===== Stored records

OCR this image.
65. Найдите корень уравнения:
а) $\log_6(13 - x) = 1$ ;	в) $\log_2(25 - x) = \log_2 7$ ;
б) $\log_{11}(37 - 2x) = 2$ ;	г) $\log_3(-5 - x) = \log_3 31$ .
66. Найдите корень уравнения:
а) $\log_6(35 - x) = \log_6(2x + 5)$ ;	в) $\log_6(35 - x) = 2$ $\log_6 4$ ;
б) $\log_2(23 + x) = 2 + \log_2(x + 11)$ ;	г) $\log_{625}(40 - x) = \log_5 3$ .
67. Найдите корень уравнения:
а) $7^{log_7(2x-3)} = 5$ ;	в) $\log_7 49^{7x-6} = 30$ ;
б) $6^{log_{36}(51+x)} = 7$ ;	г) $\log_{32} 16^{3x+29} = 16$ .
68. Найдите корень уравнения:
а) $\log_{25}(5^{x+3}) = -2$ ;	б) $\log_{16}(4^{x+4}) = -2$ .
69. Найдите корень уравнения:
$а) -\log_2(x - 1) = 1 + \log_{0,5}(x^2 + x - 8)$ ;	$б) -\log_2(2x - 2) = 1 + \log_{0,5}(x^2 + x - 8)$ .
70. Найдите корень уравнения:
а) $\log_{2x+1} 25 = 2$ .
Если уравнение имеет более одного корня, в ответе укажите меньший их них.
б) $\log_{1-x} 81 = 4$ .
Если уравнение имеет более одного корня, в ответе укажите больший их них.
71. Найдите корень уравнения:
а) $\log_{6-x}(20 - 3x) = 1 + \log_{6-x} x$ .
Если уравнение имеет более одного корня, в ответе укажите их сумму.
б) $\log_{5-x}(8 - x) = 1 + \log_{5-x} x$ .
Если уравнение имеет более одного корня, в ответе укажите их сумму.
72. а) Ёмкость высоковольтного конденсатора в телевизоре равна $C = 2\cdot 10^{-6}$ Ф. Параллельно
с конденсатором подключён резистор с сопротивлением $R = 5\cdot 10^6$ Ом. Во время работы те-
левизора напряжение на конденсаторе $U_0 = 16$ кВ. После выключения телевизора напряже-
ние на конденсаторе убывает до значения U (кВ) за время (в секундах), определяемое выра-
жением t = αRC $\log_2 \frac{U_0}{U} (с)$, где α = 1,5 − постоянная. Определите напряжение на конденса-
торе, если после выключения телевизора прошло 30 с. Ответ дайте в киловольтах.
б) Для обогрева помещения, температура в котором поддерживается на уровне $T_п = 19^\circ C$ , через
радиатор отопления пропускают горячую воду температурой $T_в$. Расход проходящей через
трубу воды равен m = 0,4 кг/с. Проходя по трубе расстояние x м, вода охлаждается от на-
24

==========

■ The request: Gather each line in the data that holds the string "Найдите".

■ Answer to this problem:
65. Найдите корень уравнения:
66. Найдите корень уравнения:
67. Найдите корень уравнения:
68. Найдите корень уравнения:
69. Найдите корень уравнения:
70. Найдите корень уравнения:
71. Найдите корень уравнения:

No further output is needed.